The study intervention showed moderate to large effect sizes and maintain the score for the MC of the experimental group. When an individual is performing an action, VP involves the use of visual information to confirm the position of each action. During the action, immediate visual or other sensory feedback must be relied on to perform follow-up actions [
11]. However, in this study, VP feedback was employed more, and other sensory feedback was employed less, which may have resulted in no statistically significant difference in MC between the two groups. Additionally, during the execution of ICMT, participants were unable to equally use all four limbs for the activity, and they mostly used their dominant hand for the activity, which may have also resulted in maintenance of MC but no statistical difference between the groups.

### Entries provided

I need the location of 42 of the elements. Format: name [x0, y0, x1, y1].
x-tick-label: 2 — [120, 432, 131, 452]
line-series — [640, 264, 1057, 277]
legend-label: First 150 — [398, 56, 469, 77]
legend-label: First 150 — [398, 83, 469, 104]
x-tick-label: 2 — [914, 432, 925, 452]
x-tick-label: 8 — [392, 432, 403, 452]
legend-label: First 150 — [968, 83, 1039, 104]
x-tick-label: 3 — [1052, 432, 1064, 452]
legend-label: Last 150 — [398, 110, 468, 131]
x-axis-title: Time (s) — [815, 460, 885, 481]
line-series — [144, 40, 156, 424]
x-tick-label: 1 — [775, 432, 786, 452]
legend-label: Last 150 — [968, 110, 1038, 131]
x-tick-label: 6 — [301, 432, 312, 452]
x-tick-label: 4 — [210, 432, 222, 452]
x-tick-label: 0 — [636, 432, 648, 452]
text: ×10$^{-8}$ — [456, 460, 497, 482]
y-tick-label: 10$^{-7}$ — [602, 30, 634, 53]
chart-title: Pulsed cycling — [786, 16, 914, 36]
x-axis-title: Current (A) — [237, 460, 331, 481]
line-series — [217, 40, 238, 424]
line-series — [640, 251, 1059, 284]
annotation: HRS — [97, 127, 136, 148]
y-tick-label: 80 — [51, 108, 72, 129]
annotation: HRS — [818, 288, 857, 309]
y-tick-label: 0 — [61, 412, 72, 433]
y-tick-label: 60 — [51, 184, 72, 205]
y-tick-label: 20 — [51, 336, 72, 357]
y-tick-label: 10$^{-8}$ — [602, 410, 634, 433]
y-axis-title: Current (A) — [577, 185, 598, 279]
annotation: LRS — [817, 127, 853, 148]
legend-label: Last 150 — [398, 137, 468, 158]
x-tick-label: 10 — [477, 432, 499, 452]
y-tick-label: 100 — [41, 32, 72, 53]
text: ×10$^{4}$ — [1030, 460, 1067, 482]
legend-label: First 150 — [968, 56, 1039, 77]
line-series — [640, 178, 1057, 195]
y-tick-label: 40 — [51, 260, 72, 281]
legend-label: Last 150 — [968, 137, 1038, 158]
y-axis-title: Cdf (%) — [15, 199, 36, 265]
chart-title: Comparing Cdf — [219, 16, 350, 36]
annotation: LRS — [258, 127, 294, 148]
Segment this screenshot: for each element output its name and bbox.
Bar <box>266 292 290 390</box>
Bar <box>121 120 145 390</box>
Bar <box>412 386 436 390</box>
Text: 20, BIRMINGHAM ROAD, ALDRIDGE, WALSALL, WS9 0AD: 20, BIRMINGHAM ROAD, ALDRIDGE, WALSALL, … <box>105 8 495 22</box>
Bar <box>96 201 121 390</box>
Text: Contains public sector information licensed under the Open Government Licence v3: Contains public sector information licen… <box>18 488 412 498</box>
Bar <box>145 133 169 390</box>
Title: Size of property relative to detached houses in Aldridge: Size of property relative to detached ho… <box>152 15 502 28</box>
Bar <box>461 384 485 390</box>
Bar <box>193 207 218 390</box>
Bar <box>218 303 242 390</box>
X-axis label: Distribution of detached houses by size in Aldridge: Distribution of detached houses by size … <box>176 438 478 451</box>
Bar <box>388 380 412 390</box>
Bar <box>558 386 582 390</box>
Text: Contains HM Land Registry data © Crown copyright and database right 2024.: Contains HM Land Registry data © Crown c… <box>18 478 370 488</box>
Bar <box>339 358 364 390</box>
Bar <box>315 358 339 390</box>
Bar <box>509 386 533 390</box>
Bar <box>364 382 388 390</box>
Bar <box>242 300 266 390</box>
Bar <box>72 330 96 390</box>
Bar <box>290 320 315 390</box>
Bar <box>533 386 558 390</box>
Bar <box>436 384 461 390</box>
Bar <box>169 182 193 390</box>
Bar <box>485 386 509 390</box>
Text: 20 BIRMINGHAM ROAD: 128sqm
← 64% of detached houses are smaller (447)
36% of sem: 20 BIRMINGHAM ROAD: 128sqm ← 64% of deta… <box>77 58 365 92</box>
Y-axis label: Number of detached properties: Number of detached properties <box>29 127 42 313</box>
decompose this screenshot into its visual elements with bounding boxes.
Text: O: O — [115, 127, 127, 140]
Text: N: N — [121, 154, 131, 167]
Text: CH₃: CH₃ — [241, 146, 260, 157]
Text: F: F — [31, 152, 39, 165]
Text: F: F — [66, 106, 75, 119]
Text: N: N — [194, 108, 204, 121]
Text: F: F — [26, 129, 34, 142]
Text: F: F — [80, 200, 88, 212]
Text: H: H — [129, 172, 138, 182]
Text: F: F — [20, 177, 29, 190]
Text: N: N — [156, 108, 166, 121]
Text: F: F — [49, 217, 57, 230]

### Exercises to complete
1: Condense the paragraph of the study excerpt that opens "The study intervention showed" into a shorter version that keeps its main facts.
2: Reproduce verbatim the portion of the study excerpt starting with "The study intervention" and going on through "between the groups.".

### Numbered answers
1: The intervention produced moderate to large effect sizes and maintained the experimental group's MC score. VP uses visual information to confirm the position of each action, and follow-up actions depend on immediate visual or other sensory feedback. Participants in this study relied more on VP feedback and less on other sensory feedback, which may explain why MC did not differ significantly between the two groups. Also, during ICMT, participants did not use all four limbs equally and mostly used their dominant hand. This may also account for MC being maintained without a statistical difference between groups.

2:
The study intervention showed moderate to large effect sizes and maintain the score for the MC of the experimental group. When an individual is performing an action, VP involves the use of visual information to confirm the position of each action. During the action, immediate visual or other sensory feedback must be relied on to perform follow-up actions [
11]. However, in this study, VP feedback was employed more, and other sensory feedback was employed less, which may have resulted in no statistically significant difference in MC between the two groups. Additionally, during the execution of ICMT, participants were unable to equally use all four limbs for the activity, and they mostly used their dominant hand for the activity, which may have also resulted in maintenance of MC but no statistical difference between the groups.